Dataset records:

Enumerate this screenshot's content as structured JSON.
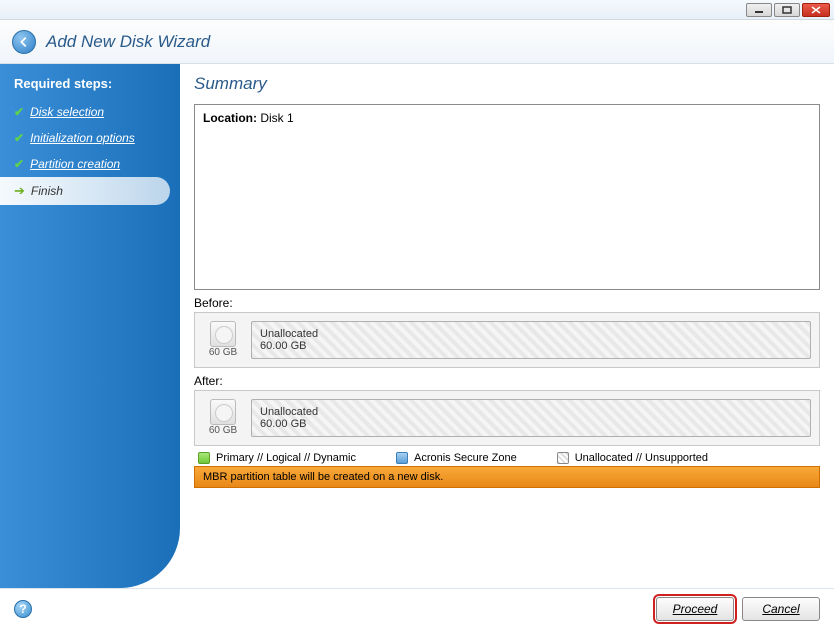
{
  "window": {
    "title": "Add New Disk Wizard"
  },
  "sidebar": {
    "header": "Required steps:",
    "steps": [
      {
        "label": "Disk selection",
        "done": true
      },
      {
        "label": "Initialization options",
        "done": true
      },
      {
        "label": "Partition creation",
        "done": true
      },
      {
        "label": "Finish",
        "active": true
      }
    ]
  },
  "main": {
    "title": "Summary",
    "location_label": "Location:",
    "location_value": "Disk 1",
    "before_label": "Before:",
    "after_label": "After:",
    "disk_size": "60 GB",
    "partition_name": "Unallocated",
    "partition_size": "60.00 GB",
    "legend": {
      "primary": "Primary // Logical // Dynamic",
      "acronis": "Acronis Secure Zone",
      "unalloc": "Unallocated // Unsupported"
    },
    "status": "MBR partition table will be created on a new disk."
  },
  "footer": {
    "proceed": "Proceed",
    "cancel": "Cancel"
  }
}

--

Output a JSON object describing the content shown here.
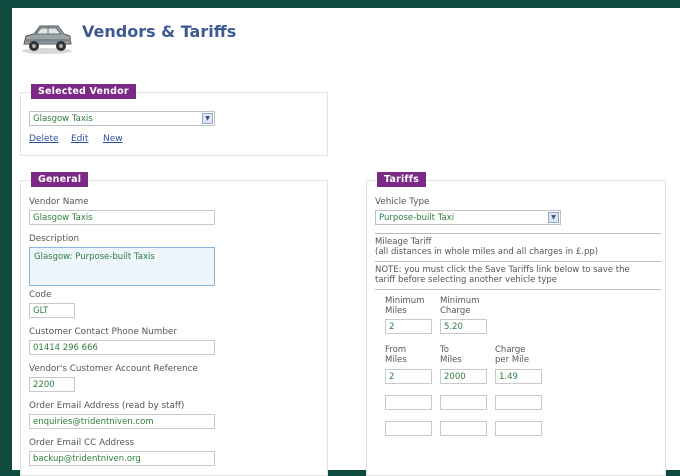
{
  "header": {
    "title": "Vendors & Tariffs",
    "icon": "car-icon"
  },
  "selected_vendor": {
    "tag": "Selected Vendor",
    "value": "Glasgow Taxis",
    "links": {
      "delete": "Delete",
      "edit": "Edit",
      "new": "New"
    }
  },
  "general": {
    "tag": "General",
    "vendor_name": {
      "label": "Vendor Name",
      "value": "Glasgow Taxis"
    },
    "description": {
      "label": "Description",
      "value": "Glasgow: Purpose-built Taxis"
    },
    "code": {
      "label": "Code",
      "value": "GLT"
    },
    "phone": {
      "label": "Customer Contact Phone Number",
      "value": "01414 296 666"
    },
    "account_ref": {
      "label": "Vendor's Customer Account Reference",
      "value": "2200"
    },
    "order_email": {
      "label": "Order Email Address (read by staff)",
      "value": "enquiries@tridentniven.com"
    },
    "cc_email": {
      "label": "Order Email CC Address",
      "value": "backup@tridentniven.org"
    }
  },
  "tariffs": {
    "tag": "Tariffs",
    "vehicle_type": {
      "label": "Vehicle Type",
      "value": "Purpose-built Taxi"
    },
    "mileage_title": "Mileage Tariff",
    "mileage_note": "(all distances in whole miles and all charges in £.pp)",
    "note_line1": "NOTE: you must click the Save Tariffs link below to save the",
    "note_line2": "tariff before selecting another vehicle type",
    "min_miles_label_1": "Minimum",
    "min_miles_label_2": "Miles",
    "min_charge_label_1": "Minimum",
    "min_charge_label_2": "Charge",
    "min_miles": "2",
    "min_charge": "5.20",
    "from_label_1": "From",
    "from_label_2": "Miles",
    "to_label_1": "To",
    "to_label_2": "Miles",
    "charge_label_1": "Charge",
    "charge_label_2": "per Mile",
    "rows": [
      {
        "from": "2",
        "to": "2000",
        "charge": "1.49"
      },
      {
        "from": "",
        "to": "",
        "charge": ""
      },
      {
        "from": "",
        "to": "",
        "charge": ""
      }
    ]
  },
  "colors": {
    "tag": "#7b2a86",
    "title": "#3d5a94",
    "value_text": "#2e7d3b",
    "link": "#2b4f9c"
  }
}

[Given exercise]:
Your task is to collect every line above that contains the word "Minimum".

[Solution to this problem]:
    "min_miles_label_1": "Minimum",
    "min_charge_label_1": "Minimum",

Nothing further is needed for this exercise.